#### Objective:
Copy down every line where the string "color" shows up.

Start Data for this exercise

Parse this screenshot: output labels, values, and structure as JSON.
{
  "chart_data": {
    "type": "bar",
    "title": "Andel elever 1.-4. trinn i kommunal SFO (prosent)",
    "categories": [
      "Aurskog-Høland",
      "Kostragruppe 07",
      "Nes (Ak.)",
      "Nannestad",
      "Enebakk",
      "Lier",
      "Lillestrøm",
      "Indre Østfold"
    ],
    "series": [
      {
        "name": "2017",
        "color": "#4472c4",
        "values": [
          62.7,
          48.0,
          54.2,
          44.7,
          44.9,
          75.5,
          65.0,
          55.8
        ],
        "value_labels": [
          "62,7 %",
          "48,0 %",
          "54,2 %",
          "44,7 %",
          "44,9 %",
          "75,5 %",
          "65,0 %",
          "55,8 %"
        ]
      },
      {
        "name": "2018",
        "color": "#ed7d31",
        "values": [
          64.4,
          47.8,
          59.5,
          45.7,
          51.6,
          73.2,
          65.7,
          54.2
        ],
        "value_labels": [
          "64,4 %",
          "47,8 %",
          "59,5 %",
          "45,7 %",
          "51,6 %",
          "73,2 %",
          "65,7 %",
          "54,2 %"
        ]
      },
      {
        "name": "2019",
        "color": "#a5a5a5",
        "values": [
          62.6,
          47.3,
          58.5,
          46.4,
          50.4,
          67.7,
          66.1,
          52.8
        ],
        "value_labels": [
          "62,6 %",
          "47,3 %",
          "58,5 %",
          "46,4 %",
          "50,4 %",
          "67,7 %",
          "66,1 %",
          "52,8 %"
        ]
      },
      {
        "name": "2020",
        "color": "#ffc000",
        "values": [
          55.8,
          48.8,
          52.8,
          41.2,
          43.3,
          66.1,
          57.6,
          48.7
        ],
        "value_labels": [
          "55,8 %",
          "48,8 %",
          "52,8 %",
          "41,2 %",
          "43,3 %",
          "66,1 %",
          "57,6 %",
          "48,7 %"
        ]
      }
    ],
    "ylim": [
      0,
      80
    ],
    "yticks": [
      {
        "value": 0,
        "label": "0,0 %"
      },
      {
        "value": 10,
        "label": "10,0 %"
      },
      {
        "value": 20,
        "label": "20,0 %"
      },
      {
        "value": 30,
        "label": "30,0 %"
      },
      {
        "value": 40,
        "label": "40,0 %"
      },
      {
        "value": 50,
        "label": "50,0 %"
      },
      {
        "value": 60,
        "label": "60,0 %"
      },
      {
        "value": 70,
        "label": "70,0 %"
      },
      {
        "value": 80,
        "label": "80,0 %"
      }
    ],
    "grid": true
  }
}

End Data for this exercise

#### Finished exercise:
        "color": "#4472c4",
        "color": "#ed7d31",
        "color": "#a5a5a5",
        "color": "#ffc000",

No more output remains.